WORK TO DO >>
Using the listing below, please gather every line containing the word "image".

Collected data entries >>

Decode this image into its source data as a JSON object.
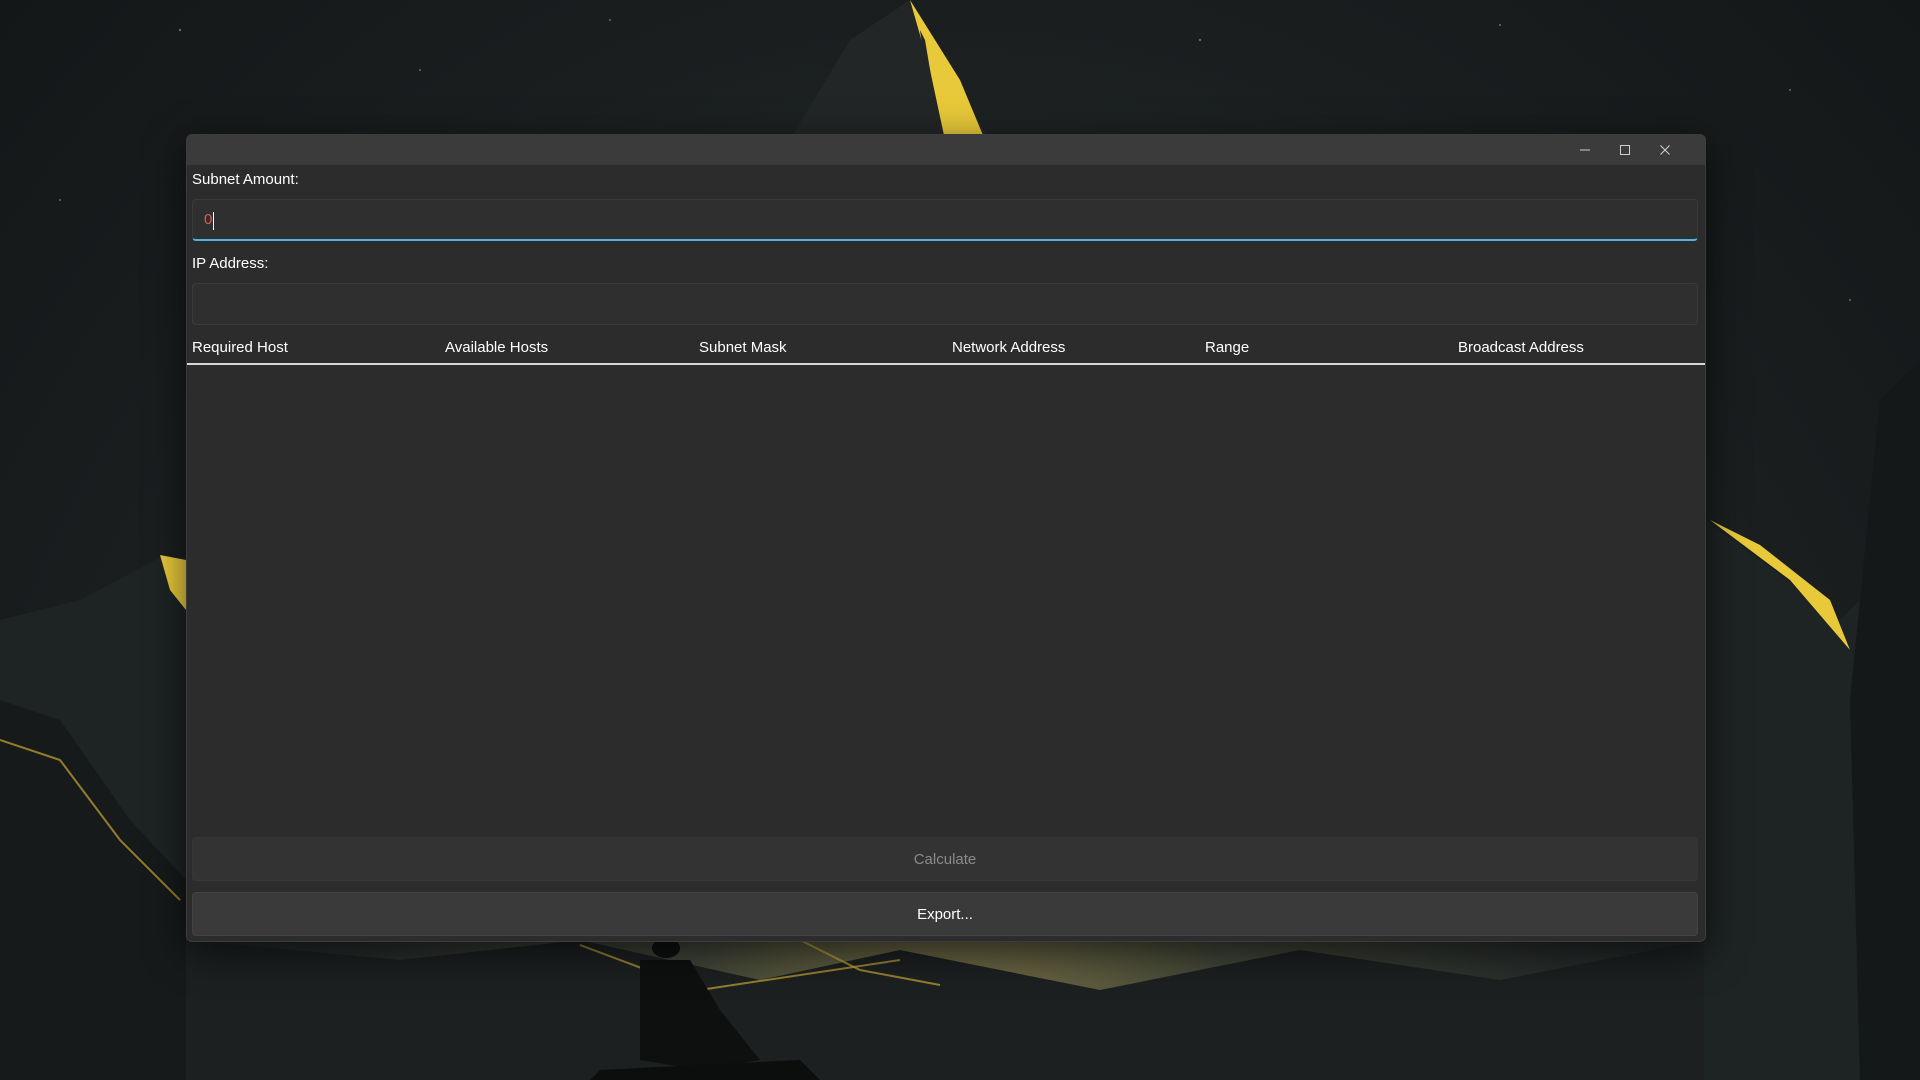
{
  "window": {
    "title": "",
    "caption_buttons": {
      "minimize_icon": "minimize-icon",
      "maximize_icon": "maximize-icon",
      "close_icon": "close-icon"
    }
  },
  "form": {
    "subnet_amount": {
      "label": "Subnet Amount:",
      "value": "0"
    },
    "ip_address": {
      "label": "IP Address:",
      "value": ""
    }
  },
  "table": {
    "columns": [
      "Required Host",
      "Available Hosts",
      "Subnet Mask",
      "Network Address",
      "Range",
      "Broadcast Address"
    ],
    "rows": []
  },
  "buttons": {
    "calculate": {
      "label": "Calculate",
      "enabled": false
    },
    "export": {
      "label": "Export...",
      "enabled": true
    }
  },
  "colors": {
    "accent": "#4cb4e8",
    "window_bg": "#2c2c2c",
    "titlebar_bg": "#3b3b3b",
    "input_text": "#e05a4f",
    "wallpaper_accent": "#e8c93a"
  }
}
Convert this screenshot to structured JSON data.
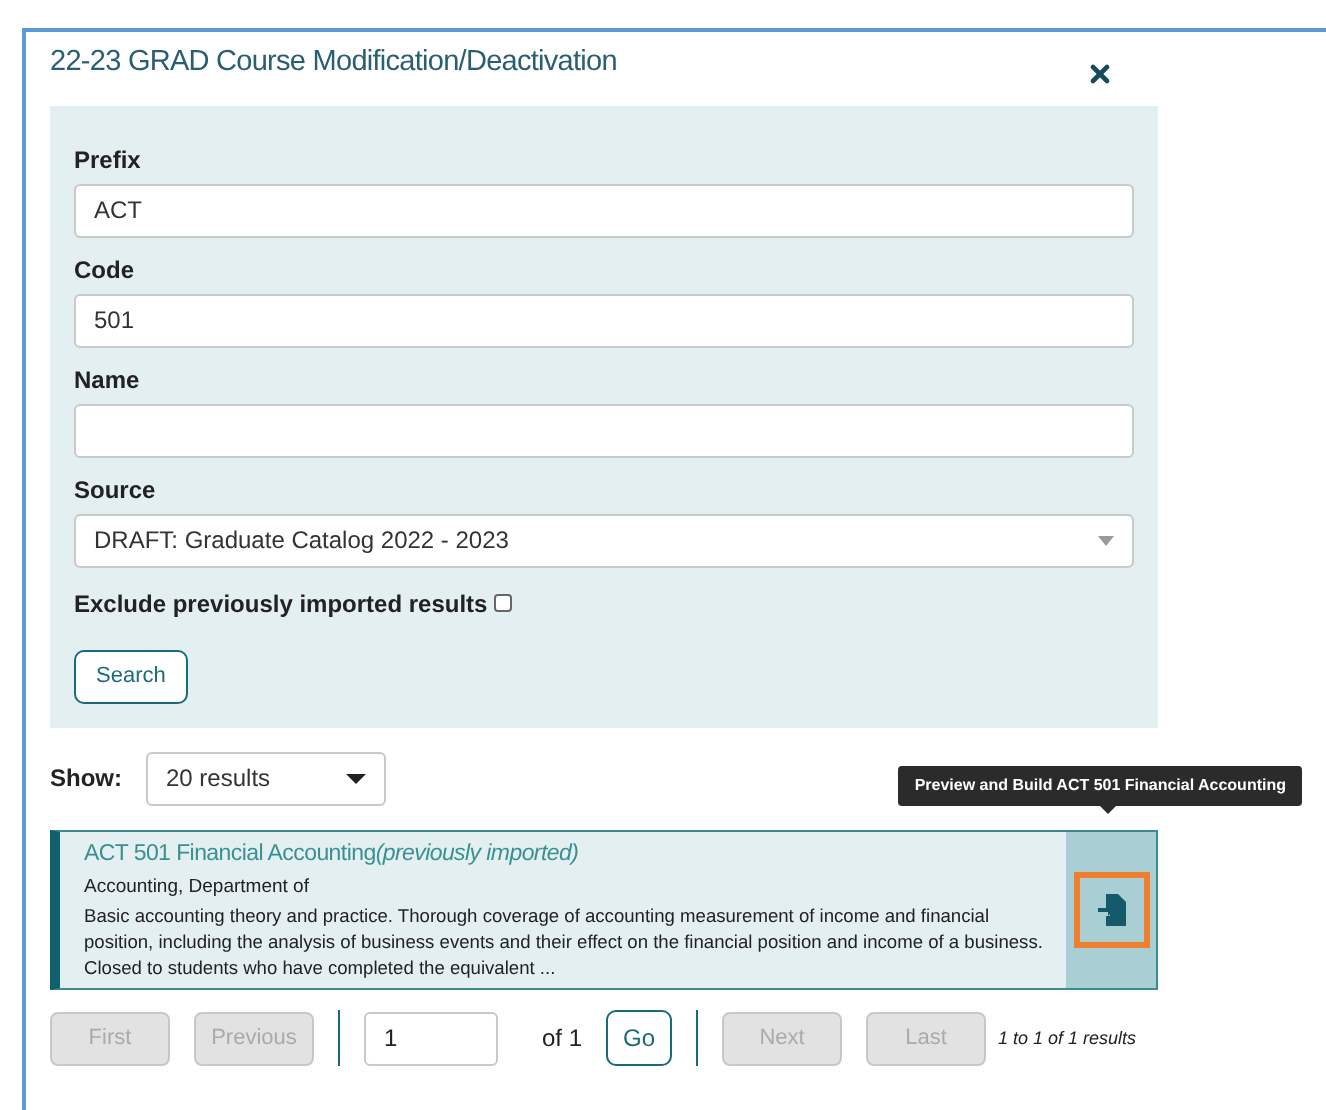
{
  "dialog": {
    "title": "22-23 GRAD Course Modification/Deactivation"
  },
  "form": {
    "fields": [
      {
        "label": "Prefix",
        "kind": "text",
        "value": "ACT"
      },
      {
        "label": "Code",
        "kind": "text",
        "value": "501"
      },
      {
        "label": "Name",
        "kind": "text"
      },
      {
        "label": "Source",
        "kind": "select",
        "value": "DRAFT: Graduate Catalog 2022 - 2023"
      }
    ],
    "exclude": {
      "label": "Exclude previously imported results",
      "checked": false
    },
    "search_button": "Search"
  },
  "show": {
    "label": "Show:",
    "value": "20 results"
  },
  "results": [
    {
      "title": "ACT 501 Financial Accounting",
      "note": "(previously imported)",
      "department": "Accounting, Department of",
      "description": "Basic accounting theory and practice. Thorough coverage of accounting measurement of income and financial position, including the analysis of business events and their effect on the financial position and income of a business. Closed to students who have completed the equivalent ...",
      "tooltip": "Preview and Build ACT 501 Financial Accounting"
    }
  ],
  "pagination": {
    "first": {
      "label": "First",
      "disabled": true
    },
    "previous": {
      "label": "Previous",
      "disabled": true
    },
    "page": "1",
    "of": "of 1",
    "go": "Go",
    "next": {
      "label": "Next",
      "disabled": true
    },
    "last": {
      "label": "Last",
      "disabled": true
    },
    "summary": "1 to 1 of 1 results"
  }
}
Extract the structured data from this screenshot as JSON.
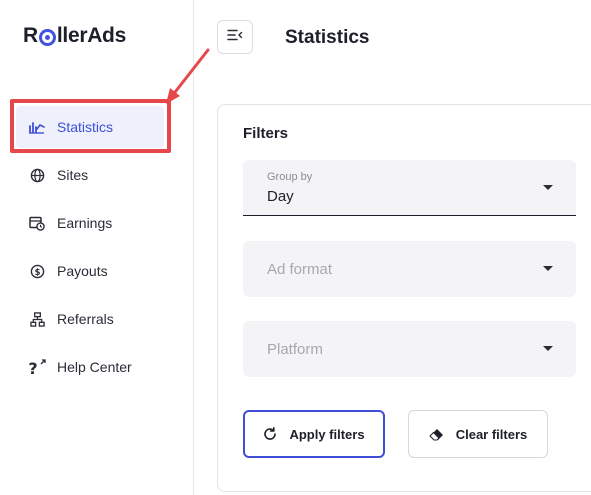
{
  "brand": {
    "logo_text_before": "R",
    "logo_text_after": "llerAds",
    "accent": "#4153e0"
  },
  "sidebar": {
    "items": [
      {
        "label": "Statistics",
        "icon": "chart-icon",
        "active": true
      },
      {
        "label": "Sites",
        "icon": "globe-icon",
        "active": false
      },
      {
        "label": "Earnings",
        "icon": "wallet-clock-icon",
        "active": false
      },
      {
        "label": "Payouts",
        "icon": "coin-icon",
        "active": false
      },
      {
        "label": "Referrals",
        "icon": "network-icon",
        "active": false
      },
      {
        "label": "Help Center",
        "icon": "question-external-icon",
        "active": false
      }
    ]
  },
  "header": {
    "title": "Statistics",
    "toggle_icon": "collapse-menu-icon"
  },
  "filters": {
    "title": "Filters",
    "group_by": {
      "label": "Group by",
      "value": "Day"
    },
    "ad_format": {
      "placeholder": "Ad format"
    },
    "platform": {
      "placeholder": "Platform"
    },
    "apply_label": "Apply filters",
    "clear_label": "Clear filters"
  },
  "annotation": {
    "color": "#e5474b"
  }
}
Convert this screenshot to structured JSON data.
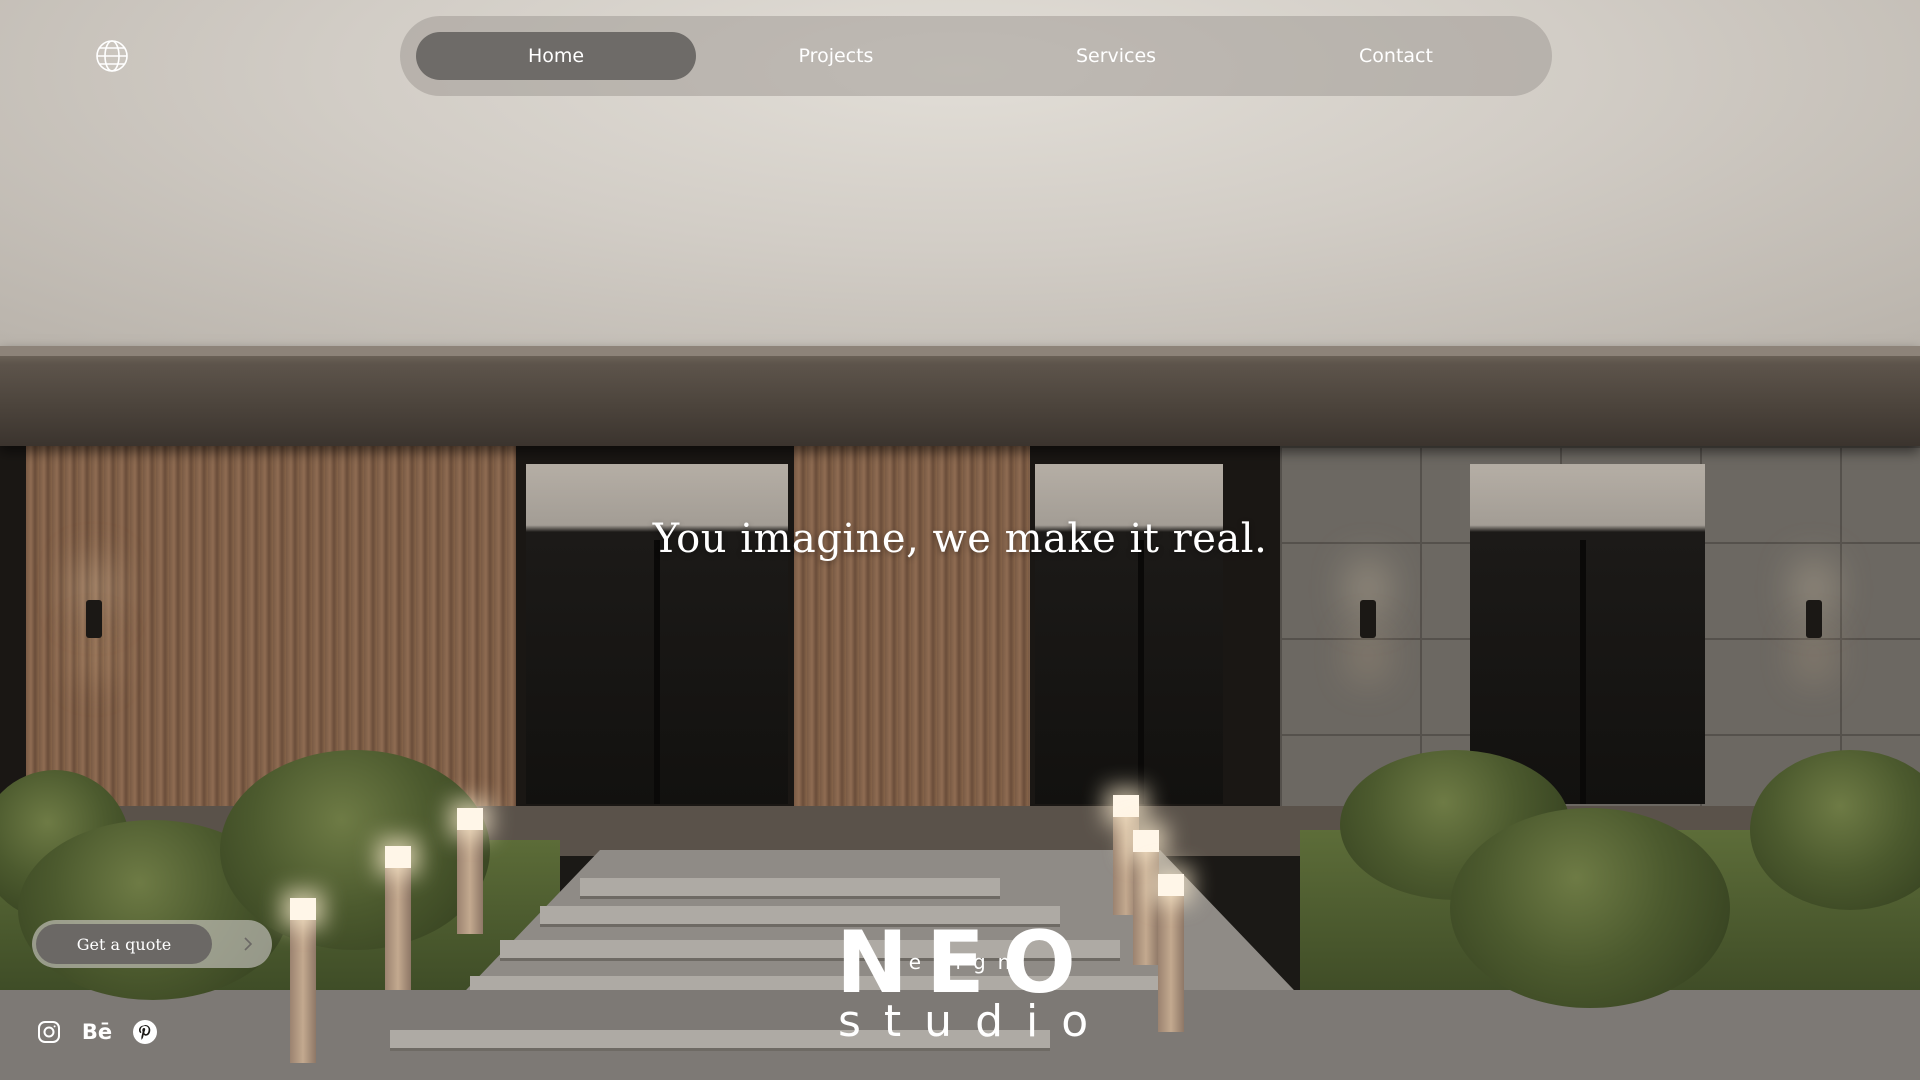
{
  "nav": {
    "items": [
      {
        "label": "Home",
        "active": true
      },
      {
        "label": "Projects",
        "active": false
      },
      {
        "label": "Services",
        "active": false
      },
      {
        "label": "Contact",
        "active": false
      }
    ],
    "language_icon": "globe-icon"
  },
  "hero": {
    "headline": "You imagine, we make it real."
  },
  "cta": {
    "label": "Get a quote",
    "arrow_icon": "chevron-right-icon"
  },
  "social": {
    "icons": [
      "instagram-icon",
      "behance-icon",
      "pinterest-icon"
    ],
    "behance_text": "Bē"
  },
  "logo": {
    "neo": "NEO",
    "design": "design",
    "studio": "studio"
  },
  "colors": {
    "nav_bar": "#a09b96",
    "nav_active": "#6e6b68",
    "cta_inner": "#6b6865",
    "text": "#ffffff"
  }
}
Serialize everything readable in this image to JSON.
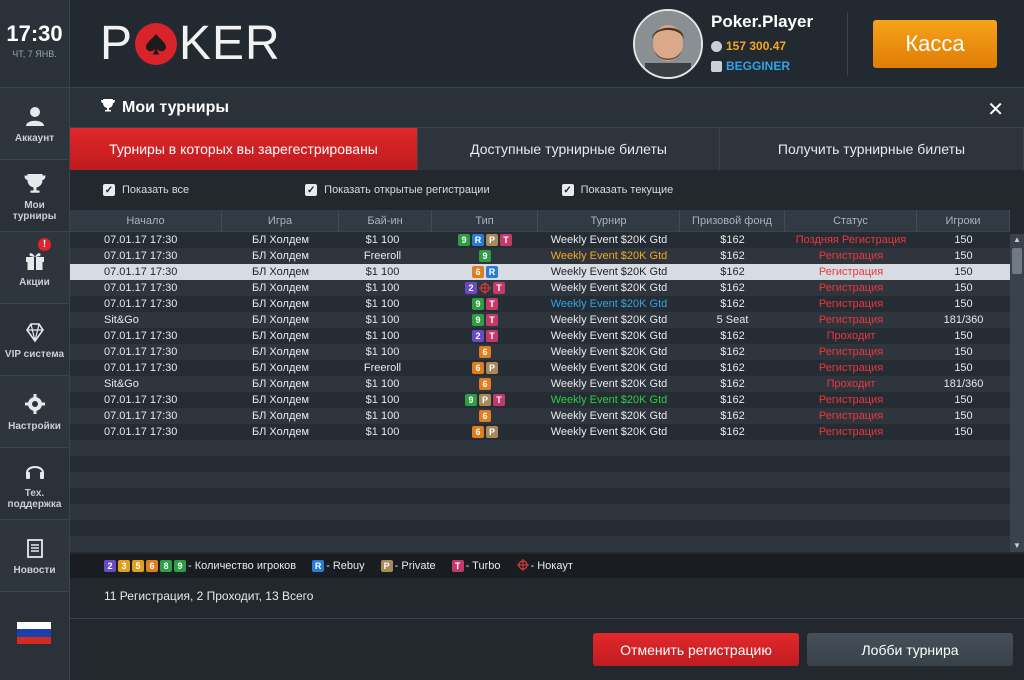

ANSWER BELOW >>
Decode this image into its source data as a JSON object.
Serialize everything readable in this image to JSON.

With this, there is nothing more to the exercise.